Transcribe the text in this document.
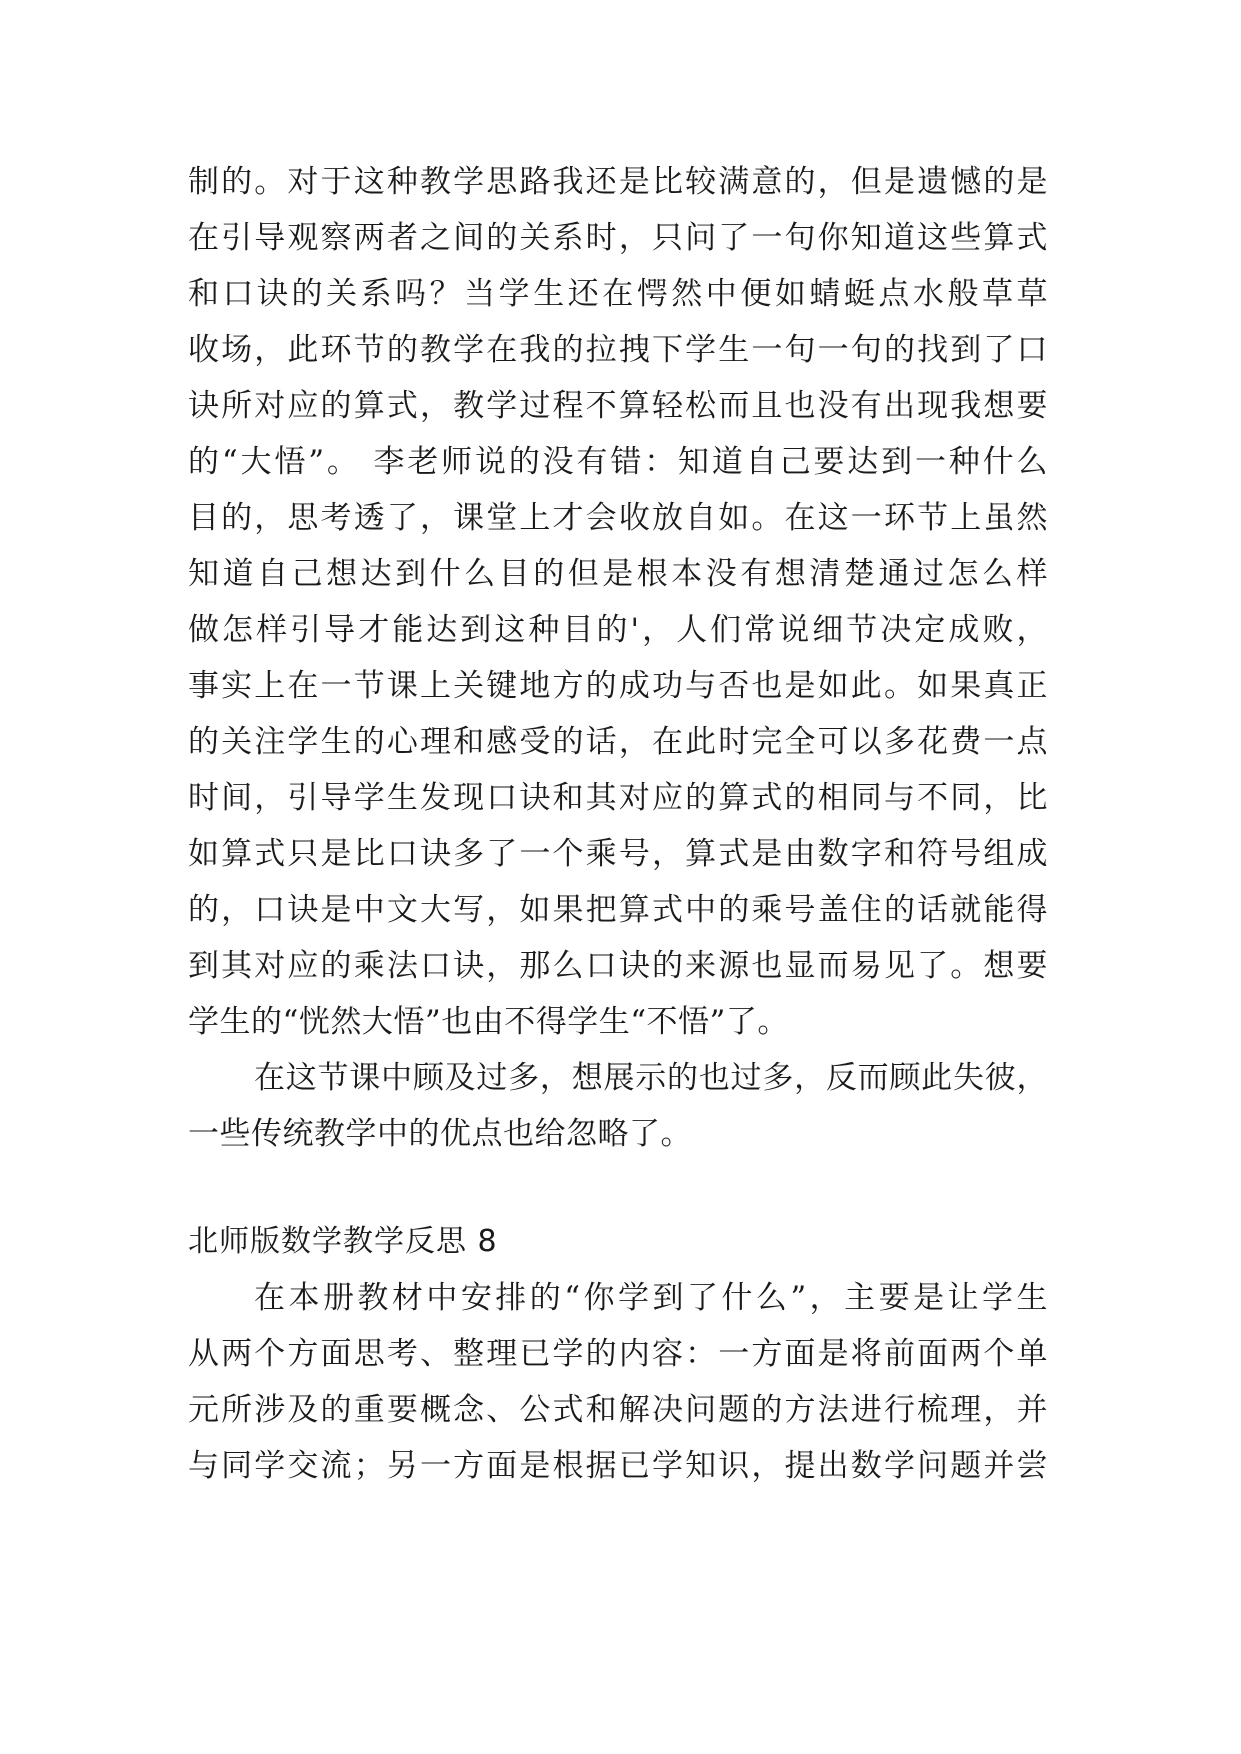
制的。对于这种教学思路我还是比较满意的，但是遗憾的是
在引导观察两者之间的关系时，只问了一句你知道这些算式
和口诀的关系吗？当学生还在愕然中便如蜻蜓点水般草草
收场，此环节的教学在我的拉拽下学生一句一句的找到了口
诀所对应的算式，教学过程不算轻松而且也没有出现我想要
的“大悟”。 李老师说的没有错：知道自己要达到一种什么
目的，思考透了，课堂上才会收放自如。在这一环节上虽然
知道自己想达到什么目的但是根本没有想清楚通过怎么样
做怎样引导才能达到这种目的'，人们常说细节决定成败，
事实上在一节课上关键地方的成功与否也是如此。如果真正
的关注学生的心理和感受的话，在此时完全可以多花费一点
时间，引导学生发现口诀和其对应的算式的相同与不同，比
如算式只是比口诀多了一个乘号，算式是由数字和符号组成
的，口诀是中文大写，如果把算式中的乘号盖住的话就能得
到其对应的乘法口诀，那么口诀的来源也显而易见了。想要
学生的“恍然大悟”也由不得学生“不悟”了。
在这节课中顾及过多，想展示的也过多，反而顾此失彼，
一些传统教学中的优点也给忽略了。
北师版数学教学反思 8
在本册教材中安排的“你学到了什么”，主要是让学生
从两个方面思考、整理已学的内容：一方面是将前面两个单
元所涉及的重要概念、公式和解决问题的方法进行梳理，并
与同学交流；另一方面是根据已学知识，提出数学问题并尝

┄┄┄┄┄┄┄┄┄┄

> [Aim]:
Reproduce all of the material exactly, apart from the pictures.

> [Answer to the problem]:
Transcribe the text in this document.
制的。对于这种教学思路我还是比较满意的，但是遗憾的是
在引导观察两者之间的关系时，只问了一句你知道这些算式
和口诀的关系吗？当学生还在愕然中便如蜻蜓点水般草草
收场，此环节的教学在我的拉拽下学生一句一句的找到了口
诀所对应的算式，教学过程不算轻松而且也没有出现我想要
的“大悟”。 李老师说的没有错：知道自己要达到一种什么
目的，思考透了，课堂上才会收放自如。在这一环节上虽然
知道自己想达到什么目的但是根本没有想清楚通过怎么样
做怎样引导才能达到这种目的'，人们常说细节决定成败，
事实上在一节课上关键地方的成功与否也是如此。如果真正
的关注学生的心理和感受的话，在此时完全可以多花费一点
时间，引导学生发现口诀和其对应的算式的相同与不同，比
如算式只是比口诀多了一个乘号，算式是由数字和符号组成
的，口诀是中文大写，如果把算式中的乘号盖住的话就能得
到其对应的乘法口诀，那么口诀的来源也显而易见了。想要
学生的“恍然大悟”也由不得学生“不悟”了。
在这节课中顾及过多，想展示的也过多，反而顾此失彼，
一些传统教学中的优点也给忽略了。
北师版数学教学反思 8
在本册教材中安排的“你学到了什么”，主要是让学生
从两个方面思考、整理已学的内容：一方面是将前面两个单
元所涉及的重要概念、公式和解决问题的方法进行梳理，并
与同学交流；另一方面是根据已学知识，提出数学问题并尝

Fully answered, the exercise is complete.